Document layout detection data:
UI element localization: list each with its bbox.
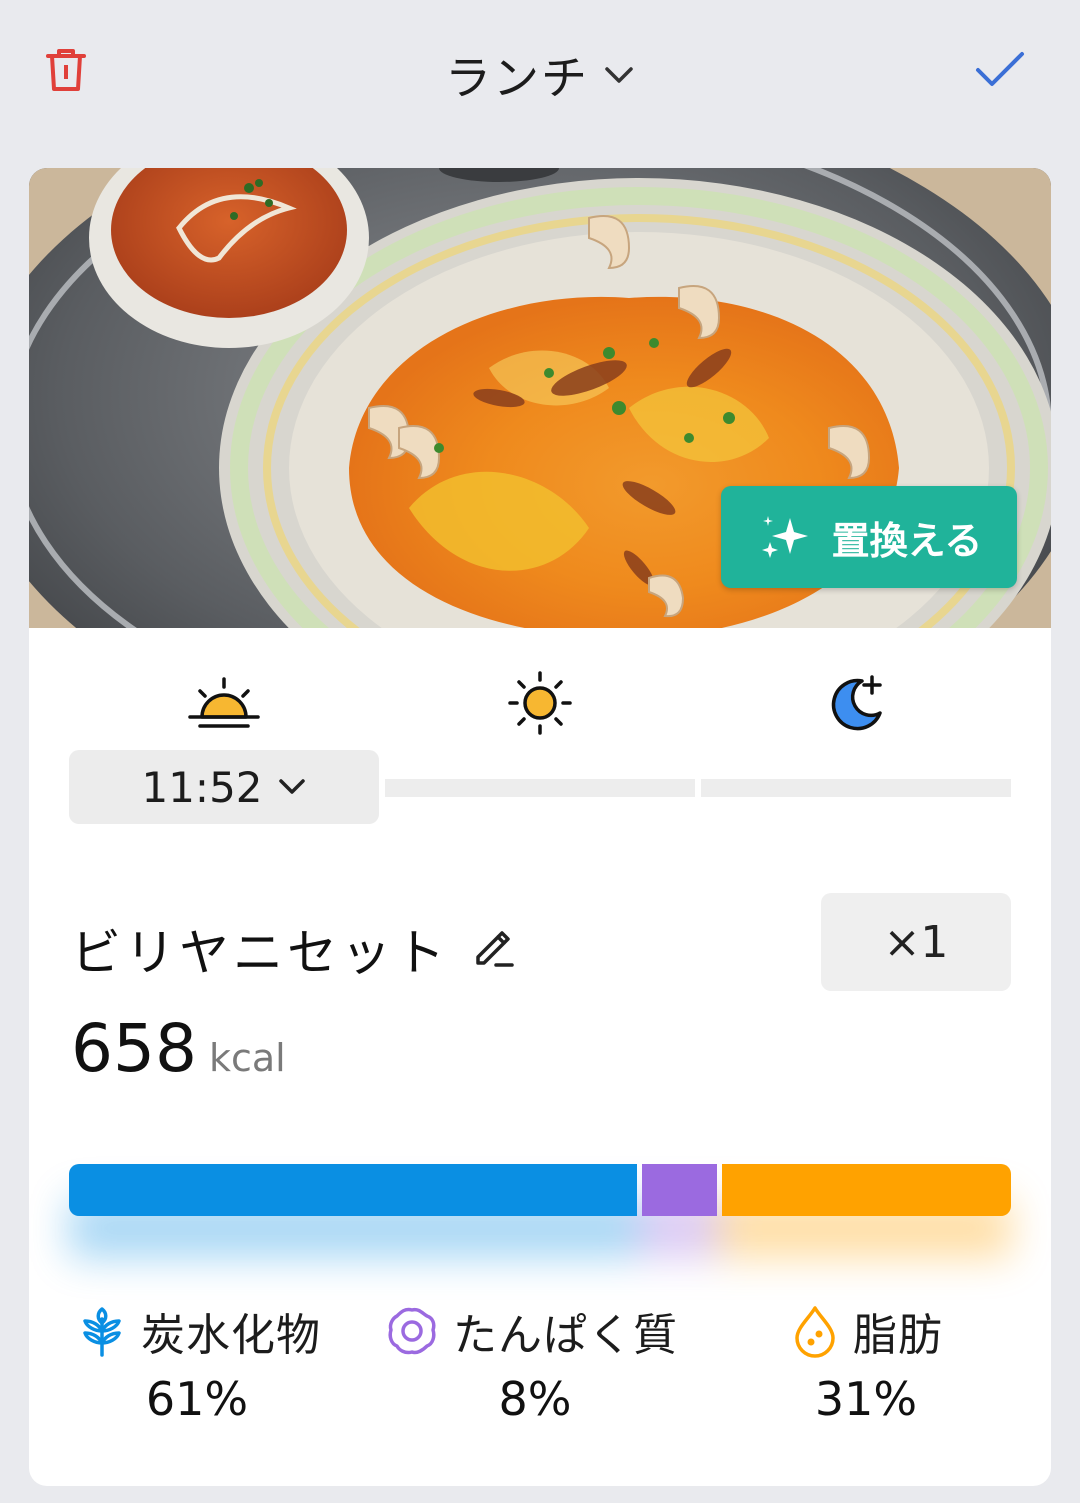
macro-name: 炭水化物 xyxy=(141,1310,321,1361)
sun-icon xyxy=(508,671,572,735)
time-selector[interactable]: 11:52 xyxy=(69,750,379,824)
time-of-day-icons xyxy=(29,668,1051,738)
macro-percent: 61% xyxy=(145,1372,249,1426)
page-title: ランチ xyxy=(445,51,589,105)
tod-night-track[interactable] xyxy=(701,779,1011,797)
check-icon xyxy=(976,52,1024,86)
replace-button[interactable]: 置換える xyxy=(721,486,1017,588)
macro-carbs: 炭水化物 61% xyxy=(77,1296,357,1436)
moon-icon xyxy=(831,675,882,731)
chevron-down-icon xyxy=(605,67,633,83)
tod-morning[interactable] xyxy=(187,668,261,738)
replace-label: 置換える xyxy=(831,518,983,563)
top-bar: ランチ xyxy=(0,0,1080,150)
macro-bar xyxy=(69,1164,1011,1216)
macro-bar-segment xyxy=(642,1164,718,1216)
macro-bar-segment xyxy=(69,1164,638,1216)
wheat-icon xyxy=(83,1307,121,1357)
kcal-value: 658 xyxy=(71,1010,197,1087)
food-photo[interactable]: 置換える xyxy=(29,168,1051,628)
confirm-button[interactable] xyxy=(970,44,1030,96)
time-value: 11:52 xyxy=(141,762,263,812)
macro-fat: 脂肪 31% xyxy=(791,1296,1031,1436)
macro-bar-segment xyxy=(722,1164,1011,1216)
pencil-icon xyxy=(476,931,514,967)
macro-protein: たんぱく質 8% xyxy=(385,1296,715,1436)
drop-icon xyxy=(795,1306,835,1358)
tod-noon-track[interactable] xyxy=(385,779,695,797)
edit-name-button[interactable] xyxy=(465,918,521,974)
chevron-down-icon xyxy=(278,779,305,794)
food-name: ビリヤニセット xyxy=(71,924,449,982)
egg-icon xyxy=(388,1307,436,1355)
sunrise-icon xyxy=(188,677,260,728)
quantity-button[interactable]: ×1 xyxy=(821,893,1011,991)
calorie-row: 658 kcal xyxy=(71,1010,286,1087)
macro-name: たんぱく質 xyxy=(453,1310,678,1361)
sparkle-icon xyxy=(761,516,808,558)
meal-card: 置換える 11:52 ビリヤニセット ×1 658 kcal 炭水化物 61% … xyxy=(29,168,1051,1486)
kcal-unit: kcal xyxy=(208,1036,286,1080)
macro-name: 脂肪 xyxy=(853,1310,943,1361)
macro-percent: 8% xyxy=(498,1372,572,1426)
tod-night[interactable] xyxy=(819,668,893,738)
macro-percent: 31% xyxy=(814,1372,918,1426)
meal-type-selector[interactable]: ランチ xyxy=(0,40,1080,110)
tod-noon[interactable] xyxy=(503,668,577,738)
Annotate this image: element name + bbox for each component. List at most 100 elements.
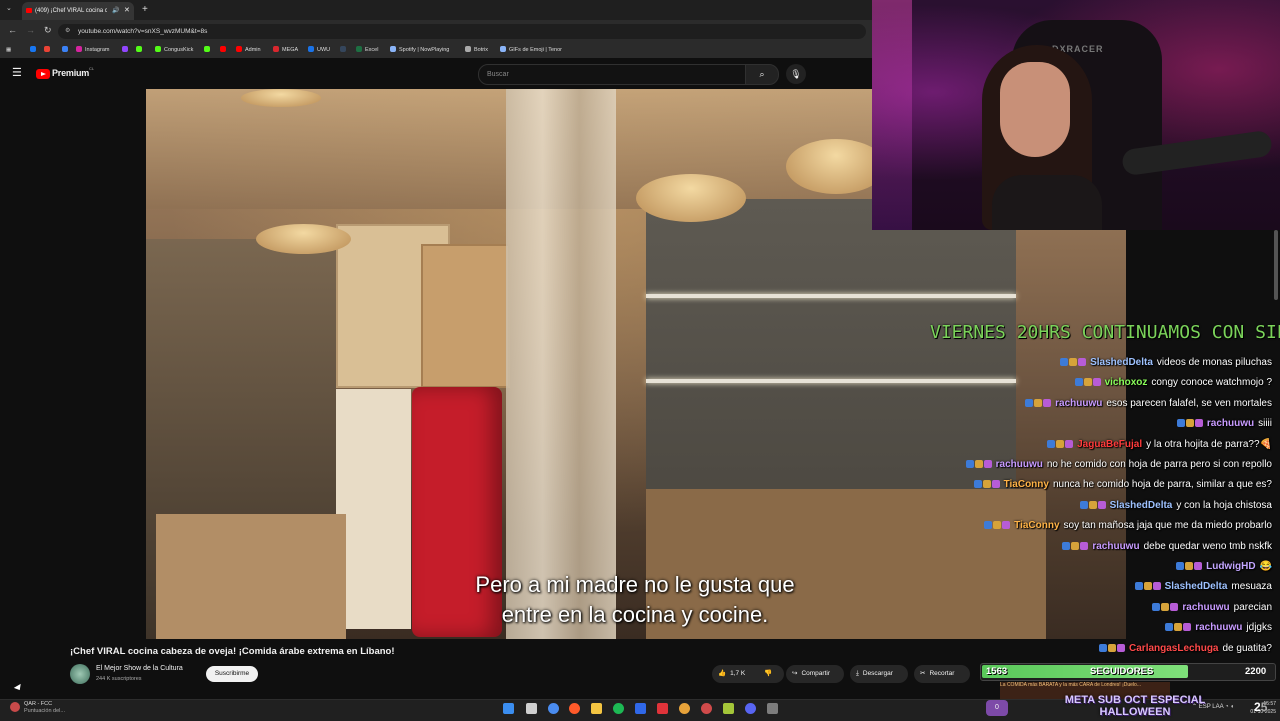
start-icon[interactable]: [503, 703, 514, 714]
download-button[interactable]: ⤓ Descargar: [850, 665, 908, 683]
chat-message: TiaConny soy tan mañosa jaja que me da mi…: [984, 517, 1272, 535]
browser-tab-active[interactable]: (409) ¡Chef VIRAL cocina ca... 🔊 ✕: [22, 2, 134, 20]
chat-username: rachuuwu: [1092, 540, 1140, 552]
chat-badge-icon: [1194, 419, 1203, 428]
bookmarks-bar: ▦ Instagram CongusKick Admin MEGA UWU Ex…: [0, 42, 872, 58]
bookmark-excel[interactable]: Excel: [356, 42, 378, 58]
chrome-icon[interactable]: [679, 703, 690, 714]
chat-badge-icon: [1071, 541, 1080, 550]
chat-badges: [1079, 498, 1107, 516]
chat-text: nunca he comido hoja de parra, similar a…: [1052, 479, 1272, 491]
spotify-icon[interactable]: [613, 703, 624, 714]
chat-username: rachuuwu: [1195, 622, 1243, 634]
chat-username: LudwigHD: [1206, 561, 1256, 572]
file-explorer-icon[interactable]: [591, 703, 602, 714]
speaker-icon[interactable]: 🔊: [112, 2, 119, 20]
voice-search-icon[interactable]: 🎙: [786, 64, 806, 84]
chat-username: TiaConny: [1014, 520, 1060, 532]
chat-badges: [965, 457, 993, 475]
webcam-led-light: [872, 0, 912, 230]
like-button[interactable]: 👍 1,7 K: [718, 665, 745, 683]
bookmark-facebook[interactable]: [30, 42, 39, 58]
task-view-icon[interactable]: [526, 703, 537, 714]
share-icon: ↪: [792, 670, 798, 677]
youtube-premium-wordmark[interactable]: Premium: [52, 68, 89, 78]
bookmark-youtube[interactable]: [220, 42, 229, 58]
chat-badges: [984, 518, 1011, 536]
chat-badges: [1074, 375, 1102, 393]
chevron-up-icon[interactable]: ⌃: [1192, 704, 1197, 710]
thumbs-up-icon: 👍: [718, 670, 727, 677]
tab-search-icon[interactable]: ⌄: [6, 4, 12, 12]
chat-text: mesuaza: [1231, 581, 1272, 593]
bookmark-congus-kick[interactable]: CongusKick: [155, 42, 193, 58]
new-tab-button[interactable]: +: [142, 3, 148, 17]
search-input[interactable]: Buscar: [478, 64, 746, 85]
bookmark-spotify-nowplaying[interactable]: Spotify | NowPlaying: [390, 42, 449, 58]
back-icon[interactable]: ←: [8, 25, 17, 35]
tab-close-icon[interactable]: ✕: [124, 2, 130, 20]
menu-icon[interactable]: ☰: [12, 66, 22, 79]
discord-icon[interactable]: [745, 703, 756, 714]
app-icon-3[interactable]: [723, 703, 734, 714]
bookmark-botrix[interactable]: Botrix: [465, 42, 488, 58]
search-button[interactable]: ⌕: [745, 64, 779, 85]
clip-button[interactable]: ✂ Recortar: [914, 665, 970, 683]
forward-icon[interactable]: →: [26, 25, 35, 35]
bookmark-admin[interactable]: Admin: [236, 42, 261, 58]
bookmark-messenger[interactable]: [62, 42, 71, 58]
chat-username: CarlangasLechuga: [1129, 642, 1219, 654]
youtube-logo-icon[interactable]: [36, 69, 50, 79]
scrollbar-thumb[interactable]: [1274, 230, 1278, 300]
bookmark-twitch[interactable]: [122, 42, 131, 58]
share-button[interactable]: ↪ Compartir: [786, 665, 844, 683]
chat-badge-icon: [1099, 643, 1108, 652]
bookmark-kick-2[interactable]: [204, 42, 213, 58]
obs-icon[interactable]: [657, 703, 668, 714]
chat-badges: [1134, 579, 1162, 597]
copilot-icon[interactable]: [548, 703, 559, 714]
chat-text: parecian: [1233, 601, 1272, 613]
chat-badge-icon: [1176, 562, 1185, 570]
bookmark-mega[interactable]: MEGA: [273, 42, 298, 58]
subscribe-button[interactable]: Suscribirme: [206, 666, 258, 682]
follower-goal-fill: [982, 665, 1188, 678]
app-icon-2[interactable]: [701, 703, 712, 714]
dislike-button[interactable]: 👎: [764, 665, 772, 683]
address-bar[interactable]: ⚙ youtube.com/watch?v=snXS_wvzMUM&t=8s: [58, 24, 866, 39]
webcam-streamer-shirt: [992, 175, 1102, 230]
reload-icon[interactable]: ↻: [44, 25, 52, 36]
chat-badge-icon: [973, 480, 982, 489]
chat-badge-icon: [993, 521, 1002, 530]
chat-message: JaguaBeFujal y la otra hojita de parra??🍕: [1047, 436, 1272, 454]
chat-text: y la otra hojita de parra??🍕: [1146, 438, 1272, 450]
webcam-feed: DXRACER: [872, 0, 1280, 230]
share-label: Compartir: [801, 670, 830, 677]
chat-badge-icon: [1078, 358, 1087, 366]
app-icon[interactable]: [635, 703, 646, 714]
chat-badges: [1047, 437, 1074, 455]
app-icon-4[interactable]: [767, 703, 778, 714]
bookmark-gmail[interactable]: [44, 42, 53, 58]
channel-name[interactable]: El Mejor Show de la Cultura: [96, 665, 183, 672]
firefox-icon[interactable]: [569, 703, 580, 714]
video-scene-cabinet: [421, 244, 510, 388]
apps-icon[interactable]: ▦: [6, 42, 11, 58]
bookmark-instagram[interactable]: Instagram: [76, 42, 109, 58]
chat-badge-icon: [1152, 582, 1161, 591]
chat-username: rachuuwu: [1055, 397, 1103, 409]
bookmark-uwu[interactable]: UWU: [308, 42, 330, 58]
system-tray[interactable]: ⌃ ESP LAA ◔ ◖: [1192, 703, 1234, 710]
channel-avatar[interactable]: [70, 664, 90, 684]
chat-badge-icon: [1176, 419, 1185, 428]
chat-message: rachuuwu debe quedar weno tmb nskfk: [1062, 538, 1272, 556]
volume-icon[interactable]: ◖: [1230, 704, 1234, 710]
bookmark-tumblr[interactable]: [340, 42, 349, 58]
wifi-icon[interactable]: ◔: [1225, 704, 1229, 710]
bookmark-tenor[interactable]: GIFs de Emoji | Tenor: [500, 42, 562, 58]
video-scene-lamp: [636, 174, 746, 222]
site-info-icon[interactable]: ⚙: [65, 24, 70, 39]
bookmark-kick[interactable]: [136, 42, 145, 58]
chat-username: vichoxoz: [1104, 377, 1148, 389]
news-widget[interactable]: QAR - FCC Puntuación del...: [8, 701, 65, 715]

| PROBLEM TO SOLVE |
Across all the records above, count the lines that contain "ビリヤニセット" and reply with only the number.

| OUTPUT OF THE EXERCISE |
2